> Job
Each line containing the word "this" must be collected.

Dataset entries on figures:
::::
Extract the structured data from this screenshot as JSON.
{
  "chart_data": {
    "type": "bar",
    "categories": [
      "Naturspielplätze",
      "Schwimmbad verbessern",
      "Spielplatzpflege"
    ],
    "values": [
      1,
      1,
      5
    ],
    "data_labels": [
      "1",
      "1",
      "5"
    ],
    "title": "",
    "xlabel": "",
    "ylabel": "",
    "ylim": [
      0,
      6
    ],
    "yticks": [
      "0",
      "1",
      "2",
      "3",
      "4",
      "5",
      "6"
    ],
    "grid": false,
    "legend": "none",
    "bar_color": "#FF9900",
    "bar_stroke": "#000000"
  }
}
::::
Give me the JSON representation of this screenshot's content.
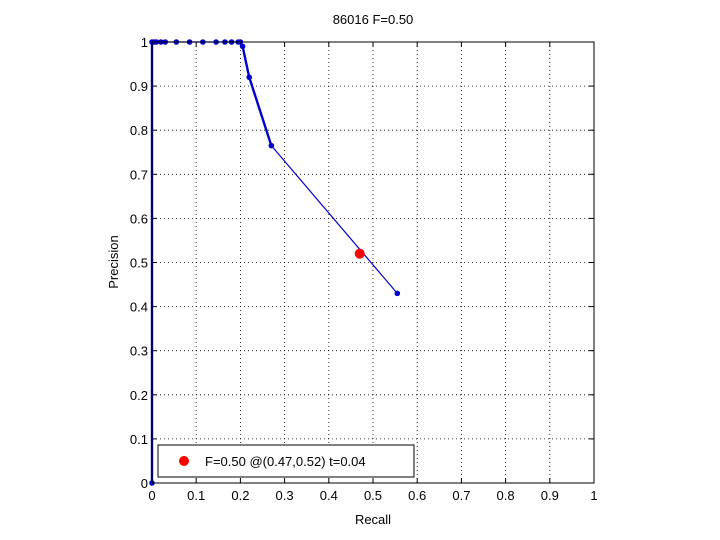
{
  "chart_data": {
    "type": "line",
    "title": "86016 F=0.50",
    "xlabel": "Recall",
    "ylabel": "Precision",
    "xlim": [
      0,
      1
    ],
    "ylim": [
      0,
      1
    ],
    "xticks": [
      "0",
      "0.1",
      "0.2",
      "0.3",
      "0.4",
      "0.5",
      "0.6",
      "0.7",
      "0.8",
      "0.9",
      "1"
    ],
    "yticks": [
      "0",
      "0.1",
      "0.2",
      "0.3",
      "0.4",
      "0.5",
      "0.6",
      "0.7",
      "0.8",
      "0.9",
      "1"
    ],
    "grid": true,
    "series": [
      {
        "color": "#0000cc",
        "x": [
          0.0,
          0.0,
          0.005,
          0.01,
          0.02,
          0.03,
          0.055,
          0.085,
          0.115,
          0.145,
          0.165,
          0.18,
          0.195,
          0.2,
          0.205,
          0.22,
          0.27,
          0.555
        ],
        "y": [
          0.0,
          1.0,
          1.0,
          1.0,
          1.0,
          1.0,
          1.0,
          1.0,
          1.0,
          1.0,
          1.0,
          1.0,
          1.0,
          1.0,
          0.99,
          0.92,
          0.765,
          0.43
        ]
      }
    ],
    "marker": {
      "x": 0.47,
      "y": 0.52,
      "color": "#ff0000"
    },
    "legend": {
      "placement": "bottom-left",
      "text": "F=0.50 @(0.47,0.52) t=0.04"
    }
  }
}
::::
> Output
Extract the structured data from this screenshot as JSON.
Give me the JSON representation of this screenshot's content.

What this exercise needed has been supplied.